• DO THIS:
Collect all lines containing the word "Leupold" from the data.

==== DATASET ROWS ====

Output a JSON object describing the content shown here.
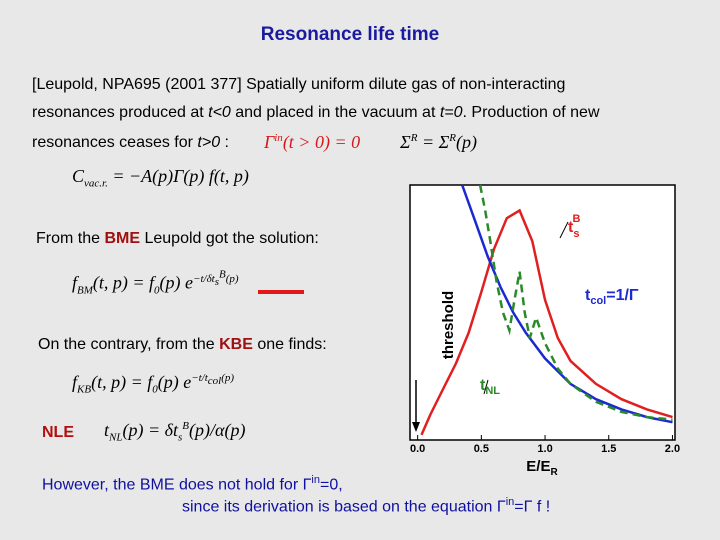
{
  "title": "Resonance life time",
  "intro": {
    "line1": "[Leupold, NPA695 (2001 377] Spatially uniform dilute gas of non-interacting",
    "line2": [
      "resonances produced at ",
      "t<0",
      " and  placed in the vacuum at ",
      "t=0",
      ". Production of new"
    ],
    "line3": [
      "resonances ceases for ",
      "t>0",
      " :"
    ],
    "eq_gamma": [
      "Γ",
      "in",
      "(t > 0) = 0"
    ],
    "eq_sigma": [
      "Σ",
      "R",
      " = Σ",
      "R",
      "(p)"
    ],
    "eq_coll": [
      "C",
      "vac.r.",
      " = −A(p)Γ(p) f(t, p)"
    ]
  },
  "bme": {
    "text": [
      "From the ",
      "BME",
      " Leupold got the solution:"
    ],
    "equation": [
      "f",
      "BM",
      "(t, p) = f",
      "0",
      "(p) e",
      "−t/δt",
      "s",
      "B",
      "(p)"
    ]
  },
  "kbe": {
    "text": [
      "On the contrary, from the ",
      "KBE",
      " one finds:"
    ],
    "equation": [
      "f",
      "KB",
      "(t, p) = f",
      "0",
      "(p) e",
      "−t/t",
      "col",
      "(p)"
    ]
  },
  "nle": {
    "label": "NLE",
    "equation": [
      "t",
      "NL",
      "(p) = δt",
      "s",
      "B",
      "(p)/α(p)"
    ]
  },
  "footer": {
    "line1": [
      "However, the BME does not hold for Γ",
      "in",
      "=0,"
    ],
    "line2": [
      "since its derivation is based on the equation Γ",
      "in",
      "=Γ f !"
    ]
  },
  "chart_data": {
    "type": "line",
    "xlabel": [
      "E/E",
      "R"
    ],
    "ylabel": "threshold",
    "xlim": [
      -0.06,
      2.02
    ],
    "ylim": [
      0,
      1
    ],
    "xticks": [
      {
        "value": 0,
        "label": "0.0"
      },
      {
        "value": 0.5,
        "label": "0.5"
      },
      {
        "value": 1,
        "label": "1.0"
      },
      {
        "value": 1.5,
        "label": "1.5"
      },
      {
        "value": 2,
        "label": "2.0"
      }
    ],
    "series": [
      {
        "name": [
          "t",
          "s",
          "B"
        ],
        "color": "#e02020",
        "dashed": false,
        "x": [
          0.03,
          0.1,
          0.2,
          0.3,
          0.4,
          0.5,
          0.6,
          0.7,
          0.8,
          0.9,
          1.0,
          1.1,
          1.2,
          1.4,
          1.6,
          1.8,
          2.0
        ],
        "values": [
          0.02,
          0.1,
          0.2,
          0.3,
          0.42,
          0.58,
          0.75,
          0.87,
          0.9,
          0.78,
          0.55,
          0.4,
          0.31,
          0.22,
          0.16,
          0.12,
          0.09
        ]
      },
      {
        "name": [
          "t",
          "col",
          "=1/Γ"
        ],
        "color": "#1a2ad0",
        "dashed": false,
        "x": [
          0.35,
          0.45,
          0.55,
          0.65,
          0.75,
          0.85,
          1.0,
          1.2,
          1.4,
          1.6,
          1.8,
          2.0
        ],
        "values": [
          1.0,
          0.86,
          0.72,
          0.6,
          0.5,
          0.42,
          0.32,
          0.22,
          0.16,
          0.12,
          0.09,
          0.07
        ]
      },
      {
        "name": [
          "t",
          "NL"
        ],
        "color": "#2a8a2a",
        "dashed": true,
        "x": [
          0.49,
          0.53,
          0.57,
          0.62,
          0.67,
          0.72,
          0.76,
          0.8,
          0.84,
          0.88,
          0.93,
          1.0,
          1.1,
          1.2,
          1.4,
          1.6,
          1.8,
          2.0
        ],
        "values": [
          1.0,
          0.9,
          0.78,
          0.62,
          0.5,
          0.43,
          0.55,
          0.66,
          0.5,
          0.4,
          0.48,
          0.38,
          0.28,
          0.22,
          0.15,
          0.11,
          0.09,
          0.08
        ]
      }
    ]
  }
}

====

• SOLUTION FOR THIS EXERCISE:
    "line1": "[Leupold, NPA695 (2001 377] Spatially uniform dilute gas of non-interacting",
      " Leupold got the solution:"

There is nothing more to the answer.